(Data entries)
..............................
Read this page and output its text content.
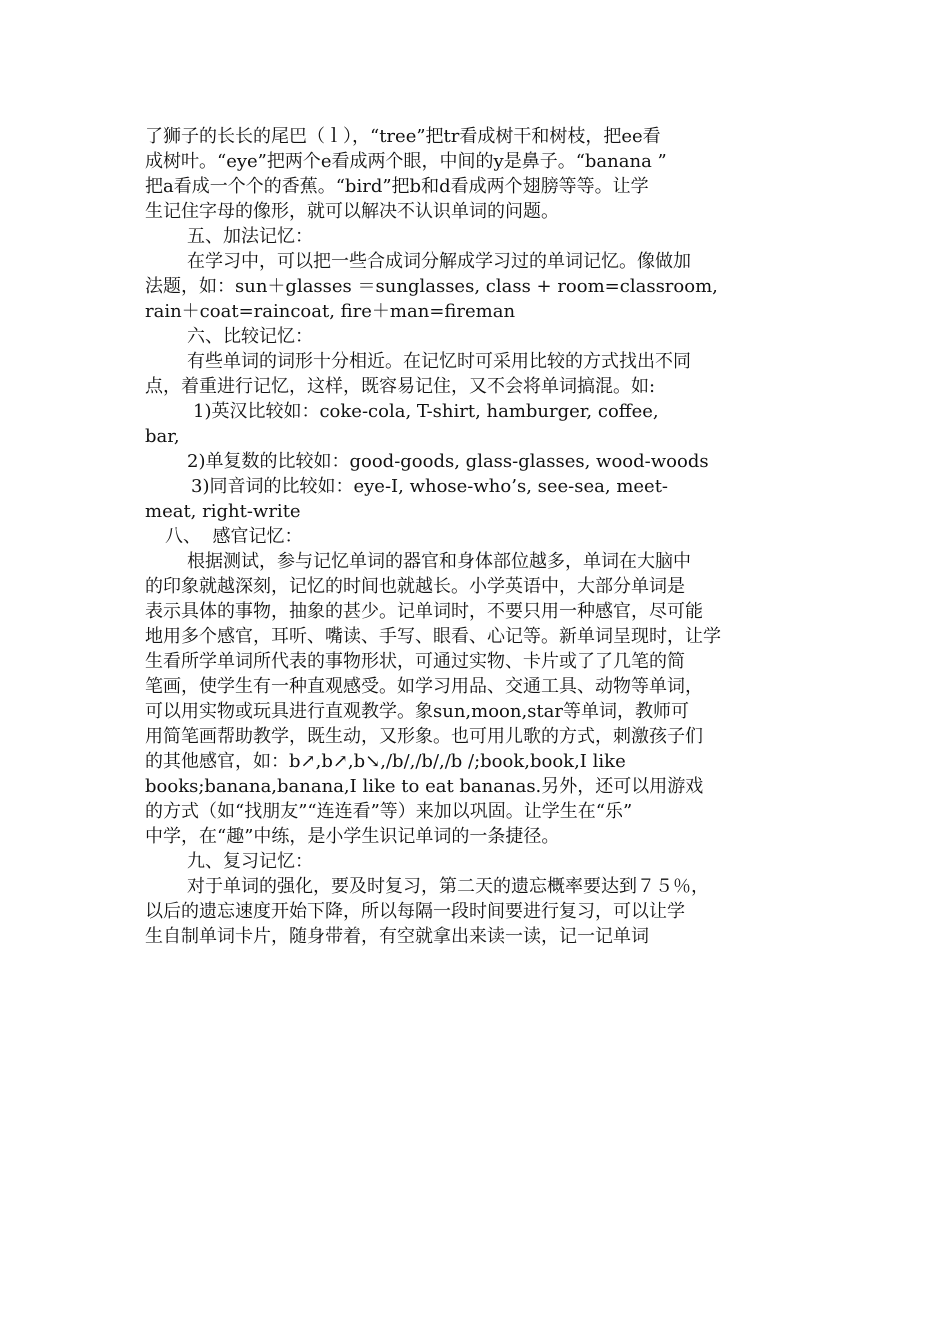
了狮子的长长的尾巴（ｌ），“tree”把tr看成树干和树枝，把ee看
成树叶。“eye”把两个e看成两个眼，中间的y是鼻子。“banana ”
把a看成一个个的香蕉。“bird”把b和d看成两个翅膀等等。让学
生记住字母的像形，就可以解决不认识单词的问题。
五、加法记忆：
在学习中，可以把一些合成词分解成学习过的单词记忆。像做加
法题，如：sun＋glasses ＝sunglasses, class + room=classroom,
rain＋coat=raincoat, fire＋man=fireman
六、比较记忆：
有些单词的词形十分相近。在记忆时可采用比较的方式找出不同
点，着重进行记忆，这样，既容易记住，又不会将单词搞混。如:
1)英汉比较如：coke-cola, T-shirt, hamburger, coffee,
bar,
2)单复数的比较如：good-goods, glass-glasses, wood-woods
3)同音词的比较如：eye-I, whose-who’s, see-sea, meet-
meat, right-write
八、  感官记忆：
根据测试，参与记忆单词的器官和身体部位越多，单词在大脑中
的印象就越深刻，记忆的时间也就越长。小学英语中，大部分单词是
表示具体的事物，抽象的甚少。记单词时，不要只用一种感官，尽可能
地用多个感官，耳听、嘴读、手写、眼看、心记等。新单词呈现时，让学
生看所学单词所代表的事物形状，可通过实物、卡片或了了几笔的简
笔画，使学生有一种直观感受。如学习用品、交通工具、动物等单词，
可以用实物或玩具进行直观教学。象sun,moon,star等单词，教师可
用简笔画帮助教学，既生动，又形象。也可用儿歌的方式，刺激孩子们
的其他感官，如：b↗,b↗,b↘,/b/,/b/,/b /;book,book,I like
books;banana,banana,I like to eat bananas.另外，还可以用游戏
的方式（如“找朋友”“连连看”等）来加以巩固。让学生在“乐”
中学，在“趣”中练，是小学生识记单词的一条捷径。
九、复习记忆：
对于单词的强化，要及时复习，第二天的遗忘概率要达到７５％，
以后的遗忘速度开始下降，所以每隔一段时间要进行复习，可以让学
生自制单词卡片，随身带着，有空就拿出来读一读，记一记单词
..............................
#### DIRECTION:
Repeat the lines above exactly, and keep every picture out.

#### ANSWER TO THIS TASK:
Read this page and output its text content.
了狮子的长长的尾巴（ｌ），“tree”把tr看成树干和树枝，把ee看
成树叶。“eye”把两个e看成两个眼，中间的y是鼻子。“banana ”
把a看成一个个的香蕉。“bird”把b和d看成两个翅膀等等。让学
生记住字母的像形，就可以解决不认识单词的问题。
五、加法记忆：
在学习中，可以把一些合成词分解成学习过的单词记忆。像做加
法题，如：sun＋glasses ＝sunglasses, class + room=classroom,
rain＋coat=raincoat, fire＋man=fireman
六、比较记忆：
有些单词的词形十分相近。在记忆时可采用比较的方式找出不同
点，着重进行记忆，这样，既容易记住，又不会将单词搞混。如:
1)英汉比较如：coke-cola, T-shirt, hamburger, coffee,
bar,
2)单复数的比较如：good-goods, glass-glasses, wood-woods
3)同音词的比较如：eye-I, whose-who’s, see-sea, meet-
meat, right-write
八、  感官记忆：
根据测试，参与记忆单词的器官和身体部位越多，单词在大脑中
的印象就越深刻，记忆的时间也就越长。小学英语中，大部分单词是
表示具体的事物，抽象的甚少。记单词时，不要只用一种感官，尽可能
地用多个感官，耳听、嘴读、手写、眼看、心记等。新单词呈现时，让学
生看所学单词所代表的事物形状，可通过实物、卡片或了了几笔的简
笔画，使学生有一种直观感受。如学习用品、交通工具、动物等单词，
可以用实物或玩具进行直观教学。象sun,moon,star等单词，教师可
用简笔画帮助教学，既生动，又形象。也可用儿歌的方式，刺激孩子们
的其他感官，如：b↗,b↗,b↘,/b/,/b/,/b /;book,book,I like
books;banana,banana,I like to eat bananas.另外，还可以用游戏
的方式（如“找朋友”“连连看”等）来加以巩固。让学生在“乐”
中学，在“趣”中练，是小学生识记单词的一条捷径。
九、复习记忆：
对于单词的强化，要及时复习，第二天的遗忘概率要达到７５％，
以后的遗忘速度开始下降，所以每隔一段时间要进行复习，可以让学
生自制单词卡片，随身带着，有空就拿出来读一读，记一记单词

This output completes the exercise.